What the task asks:
Below are records; state how many of their lines hold the word "Workflow", and give only the figure.

Given information:

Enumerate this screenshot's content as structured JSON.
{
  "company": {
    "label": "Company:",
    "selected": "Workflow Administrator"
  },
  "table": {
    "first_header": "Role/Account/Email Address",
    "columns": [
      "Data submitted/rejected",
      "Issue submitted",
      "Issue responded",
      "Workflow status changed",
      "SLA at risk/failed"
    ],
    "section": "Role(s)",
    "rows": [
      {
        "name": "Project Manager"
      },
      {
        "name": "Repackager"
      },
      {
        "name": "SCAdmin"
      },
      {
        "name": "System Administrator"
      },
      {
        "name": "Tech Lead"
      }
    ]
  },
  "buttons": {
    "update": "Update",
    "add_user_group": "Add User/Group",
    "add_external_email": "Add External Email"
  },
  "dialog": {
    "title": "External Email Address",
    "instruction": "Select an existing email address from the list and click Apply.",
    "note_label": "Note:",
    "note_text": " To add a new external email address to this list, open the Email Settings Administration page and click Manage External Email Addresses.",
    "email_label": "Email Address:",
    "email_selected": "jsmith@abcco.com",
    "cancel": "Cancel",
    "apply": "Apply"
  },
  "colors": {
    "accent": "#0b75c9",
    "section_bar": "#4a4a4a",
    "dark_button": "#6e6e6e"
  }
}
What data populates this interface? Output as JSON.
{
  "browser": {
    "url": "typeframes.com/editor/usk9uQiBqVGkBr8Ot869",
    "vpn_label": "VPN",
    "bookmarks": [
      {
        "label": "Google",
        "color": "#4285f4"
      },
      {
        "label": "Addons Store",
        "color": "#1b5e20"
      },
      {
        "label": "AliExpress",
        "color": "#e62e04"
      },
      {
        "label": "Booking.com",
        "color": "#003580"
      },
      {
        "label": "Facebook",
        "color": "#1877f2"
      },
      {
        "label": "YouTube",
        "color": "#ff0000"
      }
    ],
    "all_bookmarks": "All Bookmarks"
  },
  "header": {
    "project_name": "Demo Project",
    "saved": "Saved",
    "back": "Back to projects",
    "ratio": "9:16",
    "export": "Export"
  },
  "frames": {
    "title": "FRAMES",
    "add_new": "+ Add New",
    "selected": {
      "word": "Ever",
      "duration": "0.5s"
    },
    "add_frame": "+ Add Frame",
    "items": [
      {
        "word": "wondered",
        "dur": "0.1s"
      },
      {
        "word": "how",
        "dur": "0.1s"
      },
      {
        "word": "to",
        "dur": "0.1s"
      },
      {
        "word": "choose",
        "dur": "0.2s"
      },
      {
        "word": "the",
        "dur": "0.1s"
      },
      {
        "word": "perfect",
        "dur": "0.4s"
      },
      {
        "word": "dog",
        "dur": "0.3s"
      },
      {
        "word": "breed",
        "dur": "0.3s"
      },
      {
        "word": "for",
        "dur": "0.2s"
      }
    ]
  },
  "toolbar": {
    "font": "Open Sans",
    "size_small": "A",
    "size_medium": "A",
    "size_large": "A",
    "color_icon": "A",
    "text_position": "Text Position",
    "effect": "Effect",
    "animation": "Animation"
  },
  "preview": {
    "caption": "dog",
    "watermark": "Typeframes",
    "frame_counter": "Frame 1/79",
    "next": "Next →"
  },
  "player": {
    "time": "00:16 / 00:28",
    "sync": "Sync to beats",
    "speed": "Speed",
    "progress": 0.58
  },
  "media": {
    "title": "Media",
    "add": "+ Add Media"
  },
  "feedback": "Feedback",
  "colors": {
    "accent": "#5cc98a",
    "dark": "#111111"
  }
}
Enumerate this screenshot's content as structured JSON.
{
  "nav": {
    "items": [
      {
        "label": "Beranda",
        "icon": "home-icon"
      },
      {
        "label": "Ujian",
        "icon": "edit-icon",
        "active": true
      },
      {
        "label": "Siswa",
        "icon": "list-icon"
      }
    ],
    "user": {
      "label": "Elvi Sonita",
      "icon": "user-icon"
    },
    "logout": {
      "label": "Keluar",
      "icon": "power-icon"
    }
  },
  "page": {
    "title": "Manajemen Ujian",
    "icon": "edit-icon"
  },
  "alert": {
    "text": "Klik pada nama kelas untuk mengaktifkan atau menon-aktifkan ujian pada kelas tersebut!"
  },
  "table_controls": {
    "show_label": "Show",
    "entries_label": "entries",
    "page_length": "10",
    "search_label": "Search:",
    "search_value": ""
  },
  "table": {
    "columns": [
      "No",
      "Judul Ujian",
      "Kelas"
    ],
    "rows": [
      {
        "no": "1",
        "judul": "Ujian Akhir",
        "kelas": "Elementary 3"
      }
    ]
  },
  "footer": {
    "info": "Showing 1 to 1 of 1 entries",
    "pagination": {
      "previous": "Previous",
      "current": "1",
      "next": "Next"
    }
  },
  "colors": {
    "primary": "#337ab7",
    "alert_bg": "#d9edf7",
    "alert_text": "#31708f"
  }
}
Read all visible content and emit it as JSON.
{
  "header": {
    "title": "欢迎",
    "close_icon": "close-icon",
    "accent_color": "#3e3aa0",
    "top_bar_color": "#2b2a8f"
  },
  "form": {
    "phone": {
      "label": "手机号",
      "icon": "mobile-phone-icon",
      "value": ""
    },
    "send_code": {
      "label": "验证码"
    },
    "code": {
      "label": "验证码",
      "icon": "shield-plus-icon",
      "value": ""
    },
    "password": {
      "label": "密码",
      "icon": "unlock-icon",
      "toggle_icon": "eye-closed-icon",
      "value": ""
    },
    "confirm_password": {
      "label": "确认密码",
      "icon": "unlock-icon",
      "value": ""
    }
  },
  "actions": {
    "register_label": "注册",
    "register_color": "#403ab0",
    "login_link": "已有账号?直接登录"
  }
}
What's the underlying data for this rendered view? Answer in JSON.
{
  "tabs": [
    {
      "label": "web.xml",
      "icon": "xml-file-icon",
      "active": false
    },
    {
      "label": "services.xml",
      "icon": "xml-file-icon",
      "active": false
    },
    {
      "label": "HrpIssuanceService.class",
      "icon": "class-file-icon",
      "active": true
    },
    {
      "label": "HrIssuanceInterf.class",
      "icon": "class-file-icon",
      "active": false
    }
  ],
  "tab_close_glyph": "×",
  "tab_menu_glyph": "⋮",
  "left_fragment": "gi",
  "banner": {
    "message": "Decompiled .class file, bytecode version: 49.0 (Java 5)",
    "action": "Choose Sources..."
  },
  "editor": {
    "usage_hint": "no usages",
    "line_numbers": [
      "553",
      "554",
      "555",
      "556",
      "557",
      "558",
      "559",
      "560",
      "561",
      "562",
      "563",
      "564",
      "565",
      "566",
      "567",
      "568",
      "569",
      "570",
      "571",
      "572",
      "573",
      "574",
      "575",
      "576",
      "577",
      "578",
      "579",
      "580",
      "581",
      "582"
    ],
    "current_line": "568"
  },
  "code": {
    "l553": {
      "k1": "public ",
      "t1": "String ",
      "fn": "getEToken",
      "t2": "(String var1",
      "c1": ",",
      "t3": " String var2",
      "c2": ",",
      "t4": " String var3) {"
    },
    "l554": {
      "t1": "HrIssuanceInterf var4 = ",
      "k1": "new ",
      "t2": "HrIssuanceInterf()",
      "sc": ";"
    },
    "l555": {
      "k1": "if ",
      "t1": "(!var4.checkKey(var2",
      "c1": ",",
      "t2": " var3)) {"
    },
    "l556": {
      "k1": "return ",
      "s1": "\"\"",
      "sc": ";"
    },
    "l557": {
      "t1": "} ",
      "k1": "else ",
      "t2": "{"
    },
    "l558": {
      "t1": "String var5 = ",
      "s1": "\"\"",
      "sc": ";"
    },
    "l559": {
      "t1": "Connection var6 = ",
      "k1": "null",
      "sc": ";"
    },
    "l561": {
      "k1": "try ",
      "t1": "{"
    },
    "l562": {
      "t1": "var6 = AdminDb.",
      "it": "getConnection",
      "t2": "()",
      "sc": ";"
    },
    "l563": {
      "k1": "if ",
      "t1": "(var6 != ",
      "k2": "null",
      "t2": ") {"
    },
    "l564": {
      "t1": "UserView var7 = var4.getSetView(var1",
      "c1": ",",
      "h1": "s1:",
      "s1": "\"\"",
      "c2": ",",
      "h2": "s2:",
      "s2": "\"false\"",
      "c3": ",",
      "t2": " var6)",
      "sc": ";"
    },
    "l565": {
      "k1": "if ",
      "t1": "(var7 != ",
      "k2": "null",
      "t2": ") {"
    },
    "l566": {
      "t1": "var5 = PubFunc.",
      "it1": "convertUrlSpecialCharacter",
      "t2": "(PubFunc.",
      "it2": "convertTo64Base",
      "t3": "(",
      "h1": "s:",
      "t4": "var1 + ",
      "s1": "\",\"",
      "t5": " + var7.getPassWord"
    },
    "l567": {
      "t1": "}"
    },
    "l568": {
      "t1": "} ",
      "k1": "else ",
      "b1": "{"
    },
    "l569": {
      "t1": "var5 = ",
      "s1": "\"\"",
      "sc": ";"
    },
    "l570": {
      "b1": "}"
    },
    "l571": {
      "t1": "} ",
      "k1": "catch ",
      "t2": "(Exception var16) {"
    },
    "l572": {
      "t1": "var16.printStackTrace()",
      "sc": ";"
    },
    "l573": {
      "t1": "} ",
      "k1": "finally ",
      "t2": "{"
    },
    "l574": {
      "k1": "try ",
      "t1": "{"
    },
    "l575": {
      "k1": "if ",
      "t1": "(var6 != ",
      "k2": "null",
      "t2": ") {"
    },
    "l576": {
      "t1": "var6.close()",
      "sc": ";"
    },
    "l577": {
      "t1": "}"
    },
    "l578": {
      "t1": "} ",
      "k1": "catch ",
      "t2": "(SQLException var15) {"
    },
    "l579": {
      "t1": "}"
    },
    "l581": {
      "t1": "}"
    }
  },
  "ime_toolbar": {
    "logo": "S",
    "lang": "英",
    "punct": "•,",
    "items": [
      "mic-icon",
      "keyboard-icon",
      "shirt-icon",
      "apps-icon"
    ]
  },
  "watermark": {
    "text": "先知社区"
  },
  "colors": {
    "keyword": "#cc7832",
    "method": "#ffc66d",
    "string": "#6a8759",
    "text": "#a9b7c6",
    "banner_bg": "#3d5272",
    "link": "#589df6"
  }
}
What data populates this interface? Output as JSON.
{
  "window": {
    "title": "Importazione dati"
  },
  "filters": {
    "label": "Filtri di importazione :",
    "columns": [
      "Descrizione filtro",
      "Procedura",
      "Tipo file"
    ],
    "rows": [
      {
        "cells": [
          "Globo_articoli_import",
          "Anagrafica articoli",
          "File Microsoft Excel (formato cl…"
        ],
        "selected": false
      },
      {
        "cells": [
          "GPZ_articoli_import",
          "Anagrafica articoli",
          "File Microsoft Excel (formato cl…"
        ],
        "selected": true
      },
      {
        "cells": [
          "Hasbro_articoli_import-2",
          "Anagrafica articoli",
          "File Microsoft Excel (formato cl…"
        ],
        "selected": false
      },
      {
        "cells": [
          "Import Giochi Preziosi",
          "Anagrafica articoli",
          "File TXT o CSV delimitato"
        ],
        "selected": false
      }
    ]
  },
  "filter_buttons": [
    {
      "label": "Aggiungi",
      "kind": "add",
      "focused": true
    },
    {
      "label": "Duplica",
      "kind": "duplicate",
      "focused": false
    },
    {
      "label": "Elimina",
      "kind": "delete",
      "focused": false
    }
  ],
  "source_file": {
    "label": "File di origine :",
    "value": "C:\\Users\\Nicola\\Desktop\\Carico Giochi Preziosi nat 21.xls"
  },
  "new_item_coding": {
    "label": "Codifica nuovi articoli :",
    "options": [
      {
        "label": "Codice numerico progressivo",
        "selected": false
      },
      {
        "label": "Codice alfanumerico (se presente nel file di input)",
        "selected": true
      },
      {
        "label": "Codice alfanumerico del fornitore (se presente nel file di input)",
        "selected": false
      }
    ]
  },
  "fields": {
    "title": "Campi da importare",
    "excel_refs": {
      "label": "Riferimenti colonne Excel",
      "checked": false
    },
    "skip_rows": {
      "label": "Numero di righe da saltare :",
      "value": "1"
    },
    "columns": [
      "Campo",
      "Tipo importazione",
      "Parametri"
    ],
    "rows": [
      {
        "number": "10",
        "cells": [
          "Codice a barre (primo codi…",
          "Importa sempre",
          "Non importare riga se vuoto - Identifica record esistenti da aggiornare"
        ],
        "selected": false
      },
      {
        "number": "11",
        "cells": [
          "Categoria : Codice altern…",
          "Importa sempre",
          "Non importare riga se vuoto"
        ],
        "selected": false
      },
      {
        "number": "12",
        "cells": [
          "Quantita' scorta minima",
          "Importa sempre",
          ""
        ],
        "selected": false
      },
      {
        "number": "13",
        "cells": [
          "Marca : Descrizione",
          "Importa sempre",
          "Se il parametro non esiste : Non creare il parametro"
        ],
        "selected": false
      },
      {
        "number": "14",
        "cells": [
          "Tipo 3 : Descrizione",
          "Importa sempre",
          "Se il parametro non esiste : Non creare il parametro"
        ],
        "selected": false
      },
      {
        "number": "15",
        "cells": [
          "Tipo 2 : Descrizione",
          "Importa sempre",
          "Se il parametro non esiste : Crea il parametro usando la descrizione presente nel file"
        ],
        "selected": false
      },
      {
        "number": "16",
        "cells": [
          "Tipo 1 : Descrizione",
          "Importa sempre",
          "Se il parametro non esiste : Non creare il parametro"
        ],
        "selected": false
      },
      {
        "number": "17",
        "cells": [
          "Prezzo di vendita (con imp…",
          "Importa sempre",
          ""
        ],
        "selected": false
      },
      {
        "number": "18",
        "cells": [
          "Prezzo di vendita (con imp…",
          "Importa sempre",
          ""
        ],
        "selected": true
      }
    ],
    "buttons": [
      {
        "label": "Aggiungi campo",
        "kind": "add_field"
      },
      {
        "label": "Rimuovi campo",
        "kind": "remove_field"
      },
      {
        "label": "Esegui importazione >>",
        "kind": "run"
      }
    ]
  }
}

Response to this exercise:
2